╔══

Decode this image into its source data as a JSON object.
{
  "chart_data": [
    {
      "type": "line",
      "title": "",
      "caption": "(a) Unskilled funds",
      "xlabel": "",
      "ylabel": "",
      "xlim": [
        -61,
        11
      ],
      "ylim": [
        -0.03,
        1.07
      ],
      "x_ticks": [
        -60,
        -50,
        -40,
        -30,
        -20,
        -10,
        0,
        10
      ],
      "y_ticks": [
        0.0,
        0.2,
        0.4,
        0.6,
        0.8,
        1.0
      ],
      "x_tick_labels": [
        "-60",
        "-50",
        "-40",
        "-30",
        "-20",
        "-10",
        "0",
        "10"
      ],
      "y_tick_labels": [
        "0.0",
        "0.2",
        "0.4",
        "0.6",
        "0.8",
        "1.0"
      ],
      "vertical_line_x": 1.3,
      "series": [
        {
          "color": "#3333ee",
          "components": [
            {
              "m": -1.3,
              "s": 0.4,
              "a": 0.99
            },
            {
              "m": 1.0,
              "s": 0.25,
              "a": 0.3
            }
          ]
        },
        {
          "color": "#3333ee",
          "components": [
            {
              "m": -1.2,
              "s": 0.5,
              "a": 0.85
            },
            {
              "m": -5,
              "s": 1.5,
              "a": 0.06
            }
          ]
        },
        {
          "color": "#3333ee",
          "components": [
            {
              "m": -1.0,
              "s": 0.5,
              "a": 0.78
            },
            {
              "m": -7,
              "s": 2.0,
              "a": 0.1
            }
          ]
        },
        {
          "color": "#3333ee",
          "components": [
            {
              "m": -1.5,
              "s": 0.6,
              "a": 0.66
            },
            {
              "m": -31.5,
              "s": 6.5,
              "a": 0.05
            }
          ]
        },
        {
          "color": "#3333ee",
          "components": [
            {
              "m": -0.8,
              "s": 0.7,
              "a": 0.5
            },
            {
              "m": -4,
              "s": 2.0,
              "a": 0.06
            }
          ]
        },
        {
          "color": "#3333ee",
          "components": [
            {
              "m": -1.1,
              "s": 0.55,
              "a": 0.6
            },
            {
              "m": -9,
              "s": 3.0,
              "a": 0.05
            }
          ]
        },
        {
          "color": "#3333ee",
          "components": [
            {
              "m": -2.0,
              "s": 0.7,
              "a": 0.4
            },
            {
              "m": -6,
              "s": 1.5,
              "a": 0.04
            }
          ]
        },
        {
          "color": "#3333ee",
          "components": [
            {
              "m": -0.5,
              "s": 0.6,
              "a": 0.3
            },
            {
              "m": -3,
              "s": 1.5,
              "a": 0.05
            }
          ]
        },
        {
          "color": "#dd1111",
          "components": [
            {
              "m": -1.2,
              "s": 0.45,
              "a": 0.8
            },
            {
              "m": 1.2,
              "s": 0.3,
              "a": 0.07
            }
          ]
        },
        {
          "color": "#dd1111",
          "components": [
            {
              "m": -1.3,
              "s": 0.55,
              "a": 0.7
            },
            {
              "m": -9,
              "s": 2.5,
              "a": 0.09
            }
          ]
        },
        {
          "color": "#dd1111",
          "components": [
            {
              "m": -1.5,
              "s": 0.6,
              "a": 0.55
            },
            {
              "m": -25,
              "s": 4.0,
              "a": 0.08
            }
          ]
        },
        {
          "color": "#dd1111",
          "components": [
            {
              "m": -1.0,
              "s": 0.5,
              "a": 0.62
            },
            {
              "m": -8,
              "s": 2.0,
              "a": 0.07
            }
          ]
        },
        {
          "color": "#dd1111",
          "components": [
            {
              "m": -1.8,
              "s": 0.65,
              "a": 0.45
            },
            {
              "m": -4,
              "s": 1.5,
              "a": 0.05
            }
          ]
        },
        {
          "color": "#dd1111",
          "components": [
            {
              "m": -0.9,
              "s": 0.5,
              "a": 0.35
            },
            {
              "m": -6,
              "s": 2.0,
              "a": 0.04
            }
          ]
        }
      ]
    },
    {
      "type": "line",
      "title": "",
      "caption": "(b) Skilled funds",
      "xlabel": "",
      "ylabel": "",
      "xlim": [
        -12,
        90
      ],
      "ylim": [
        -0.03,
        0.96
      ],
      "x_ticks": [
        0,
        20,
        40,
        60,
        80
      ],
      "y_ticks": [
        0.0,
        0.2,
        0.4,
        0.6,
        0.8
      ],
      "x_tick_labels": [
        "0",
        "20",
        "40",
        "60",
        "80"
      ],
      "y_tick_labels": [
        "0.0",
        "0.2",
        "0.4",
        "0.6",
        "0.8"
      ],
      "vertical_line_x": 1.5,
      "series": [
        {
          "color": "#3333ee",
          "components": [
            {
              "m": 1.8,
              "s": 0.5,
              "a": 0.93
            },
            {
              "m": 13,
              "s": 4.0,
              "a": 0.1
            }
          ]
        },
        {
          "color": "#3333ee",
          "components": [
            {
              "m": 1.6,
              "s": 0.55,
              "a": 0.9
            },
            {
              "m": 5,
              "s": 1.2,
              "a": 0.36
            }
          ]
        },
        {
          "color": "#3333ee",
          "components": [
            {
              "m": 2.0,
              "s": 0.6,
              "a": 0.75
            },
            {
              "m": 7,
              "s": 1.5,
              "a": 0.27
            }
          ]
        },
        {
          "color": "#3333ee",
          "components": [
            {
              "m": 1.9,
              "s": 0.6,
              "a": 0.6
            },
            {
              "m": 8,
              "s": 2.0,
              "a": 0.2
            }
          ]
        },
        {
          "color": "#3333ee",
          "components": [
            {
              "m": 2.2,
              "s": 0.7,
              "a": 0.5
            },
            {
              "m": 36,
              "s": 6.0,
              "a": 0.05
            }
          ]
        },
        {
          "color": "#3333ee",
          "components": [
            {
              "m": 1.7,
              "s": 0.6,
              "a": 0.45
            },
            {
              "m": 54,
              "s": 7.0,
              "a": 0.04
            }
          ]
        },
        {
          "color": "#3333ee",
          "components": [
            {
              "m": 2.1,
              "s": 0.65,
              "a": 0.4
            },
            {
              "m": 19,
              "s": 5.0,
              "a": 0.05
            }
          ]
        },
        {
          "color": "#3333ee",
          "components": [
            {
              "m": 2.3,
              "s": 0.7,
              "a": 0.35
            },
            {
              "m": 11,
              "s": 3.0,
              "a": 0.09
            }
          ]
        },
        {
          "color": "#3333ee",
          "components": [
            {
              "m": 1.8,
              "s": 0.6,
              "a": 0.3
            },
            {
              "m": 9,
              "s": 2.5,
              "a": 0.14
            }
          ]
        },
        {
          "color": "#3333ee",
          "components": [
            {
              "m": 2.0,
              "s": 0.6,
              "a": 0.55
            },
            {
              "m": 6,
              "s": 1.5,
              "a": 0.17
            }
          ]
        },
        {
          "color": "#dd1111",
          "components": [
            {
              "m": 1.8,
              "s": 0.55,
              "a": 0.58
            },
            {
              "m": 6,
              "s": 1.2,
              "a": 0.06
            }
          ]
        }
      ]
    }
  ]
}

╚══

DIRECTIONS: Your task is to reproduce the whole listing exactly.

RESULT OF THE TASK:
Decode this image into its source data as a JSON object.
{
  "chart_data": [
    {
      "type": "line",
      "title": "",
      "caption": "(a) Unskilled funds",
      "xlabel": "",
      "ylabel": "",
      "xlim": [
        -61,
        11
      ],
      "ylim": [
        -0.03,
        1.07
      ],
      "x_ticks": [
        -60,
        -50,
        -40,
        -30,
        -20,
        -10,
        0,
        10
      ],
      "y_ticks": [
        0.0,
        0.2,
        0.4,
        0.6,
        0.8,
        1.0
      ],
      "x_tick_labels": [
        "-60",
        "-50",
        "-40",
        "-30",
        "-20",
        "-10",
        "0",
        "10"
      ],
      "y_tick_labels": [
        "0.0",
        "0.2",
        "0.4",
        "0.6",
        "0.8",
        "1.0"
      ],
      "vertical_line_x": 1.3,
      "series": [
        {
          "color": "#3333ee",
          "components": [
            {
              "m": -1.3,
              "s": 0.4,
              "a": 0.99
            },
            {
              "m": 1.0,
              "s": 0.25,
              "a": 0.3
            }
          ]
        },
        {
          "color": "#3333ee",
          "components": [
            {
              "m": -1.2,
              "s": 0.5,
              "a": 0.85
            },
            {
              "m": -5,
              "s": 1.5,
              "a": 0.06
            }
          ]
        },
        {
          "color": "#3333ee",
          "components": [
            {
              "m": -1.0,
              "s": 0.5,
              "a": 0.78
            },
            {
              "m": -7,
              "s": 2.0,
              "a": 0.1
            }
          ]
        },
        {
          "color": "#3333ee",
          "components": [
            {
              "m": -1.5,
              "s": 0.6,
              "a": 0.66
            },
            {
              "m": -31.5,
              "s": 6.5,
              "a": 0.05
            }
          ]
        },
        {
          "color": "#3333ee",
          "components": [
            {
              "m": -0.8,
              "s": 0.7,
              "a": 0.5
            },
            {
              "m": -4,
              "s": 2.0,
              "a": 0.06
            }
          ]
        },
        {
          "color": "#3333ee",
          "components": [
            {
              "m": -1.1,
              "s": 0.55,
              "a": 0.6
            },
            {
              "m": -9,
              "s": 3.0,
              "a": 0.05
            }
          ]
        },
        {
          "color": "#3333ee",
          "components": [
            {
              "m": -2.0,
              "s": 0.7,
              "a": 0.4
            },
            {
              "m": -6,
              "s": 1.5,
              "a": 0.04
            }
          ]
        },
        {
          "color": "#3333ee",
          "components": [
            {
              "m": -0.5,
              "s": 0.6,
              "a": 0.3
            },
            {
              "m": -3,
              "s": 1.5,
              "a": 0.05
            }
          ]
        },
        {
          "color": "#dd1111",
          "components": [
            {
              "m": -1.2,
              "s": 0.45,
              "a": 0.8
            },
            {
              "m": 1.2,
              "s": 0.3,
              "a": 0.07
            }
          ]
        },
        {
          "color": "#dd1111",
          "components": [
            {
              "m": -1.3,
              "s": 0.55,
              "a": 0.7
            },
            {
              "m": -9,
              "s": 2.5,
              "a": 0.09
            }
          ]
        },
        {
          "color": "#dd1111",
          "components": [
            {
              "m": -1.5,
              "s": 0.6,
              "a": 0.55
            },
            {
              "m": -25,
              "s": 4.0,
              "a": 0.08
            }
          ]
        },
        {
          "color": "#dd1111",
          "components": [
            {
              "m": -1.0,
              "s": 0.5,
              "a": 0.62
            },
            {
              "m": -8,
              "s": 2.0,
              "a": 0.07
            }
          ]
        },
        {
          "color": "#dd1111",
          "components": [
            {
              "m": -1.8,
              "s": 0.65,
              "a": 0.45
            },
            {
              "m": -4,
              "s": 1.5,
              "a": 0.05
            }
          ]
        },
        {
          "color": "#dd1111",
          "components": [
            {
              "m": -0.9,
              "s": 0.5,
              "a": 0.35
            },
            {
              "m": -6,
              "s": 2.0,
              "a": 0.04
            }
          ]
        }
      ]
    },
    {
      "type": "line",
      "title": "",
      "caption": "(b) Skilled funds",
      "xlabel": "",
      "ylabel": "",
      "xlim": [
        -12,
        90
      ],
      "ylim": [
        -0.03,
        0.96
      ],
      "x_ticks": [
        0,
        20,
        40,
        60,
        80
      ],
      "y_ticks": [
        0.0,
        0.2,
        0.4,
        0.6,
        0.8
      ],
      "x_tick_labels": [
        "0",
        "20",
        "40",
        "60",
        "80"
      ],
      "y_tick_labels": [
        "0.0",
        "0.2",
        "0.4",
        "0.6",
        "0.8"
      ],
      "vertical_line_x": 1.5,
      "series": [
        {
          "color": "#3333ee",
          "components": [
            {
              "m": 1.8,
              "s": 0.5,
              "a": 0.93
            },
            {
              "m": 13,
              "s": 4.0,
              "a": 0.1
            }
          ]
        },
        {
          "color": "#3333ee",
          "components": [
            {
              "m": 1.6,
              "s": 0.55,
              "a": 0.9
            },
            {
              "m": 5,
              "s": 1.2,
              "a": 0.36
            }
          ]
        },
        {
          "color": "#3333ee",
          "components": [
            {
              "m": 2.0,
              "s": 0.6,
              "a": 0.75
            },
            {
              "m": 7,
              "s": 1.5,
              "a": 0.27
            }
          ]
        },
        {
          "color": "#3333ee",
          "components": [
            {
              "m": 1.9,
              "s": 0.6,
              "a": 0.6
            },
            {
              "m": 8,
              "s": 2.0,
              "a": 0.2
            }
          ]
        },
        {
          "color": "#3333ee",
          "components": [
            {
              "m": 2.2,
              "s": 0.7,
              "a": 0.5
            },
            {
              "m": 36,
              "s": 6.0,
              "a": 0.05
            }
          ]
        },
        {
          "color": "#3333ee",
          "components": [
            {
              "m": 1.7,
              "s": 0.6,
              "a": 0.45
            },
            {
              "m": 54,
              "s": 7.0,
              "a": 0.04
            }
          ]
        },
        {
          "color": "#3333ee",
          "components": [
            {
              "m": 2.1,
              "s": 0.65,
              "a": 0.4
            },
            {
              "m": 19,
              "s": 5.0,
              "a": 0.05
            }
          ]
        },
        {
          "color": "#3333ee",
          "components": [
            {
              "m": 2.3,
              "s": 0.7,
              "a": 0.35
            },
            {
              "m": 11,
              "s": 3.0,
              "a": 0.09
            }
          ]
        },
        {
          "color": "#3333ee",
          "components": [
            {
              "m": 1.8,
              "s": 0.6,
              "a": 0.3
            },
            {
              "m": 9,
              "s": 2.5,
              "a": 0.14
            }
          ]
        },
        {
          "color": "#3333ee",
          "components": [
            {
              "m": 2.0,
              "s": 0.6,
              "a": 0.55
            },
            {
              "m": 6,
              "s": 1.5,
              "a": 0.17
            }
          ]
        },
        {
          "color": "#dd1111",
          "components": [
            {
              "m": 1.8,
              "s": 0.55,
              "a": 0.58
            },
            {
              "m": 6,
              "s": 1.2,
              "a": 0.06
            }
          ]
        }
      ]
    }
  ]
}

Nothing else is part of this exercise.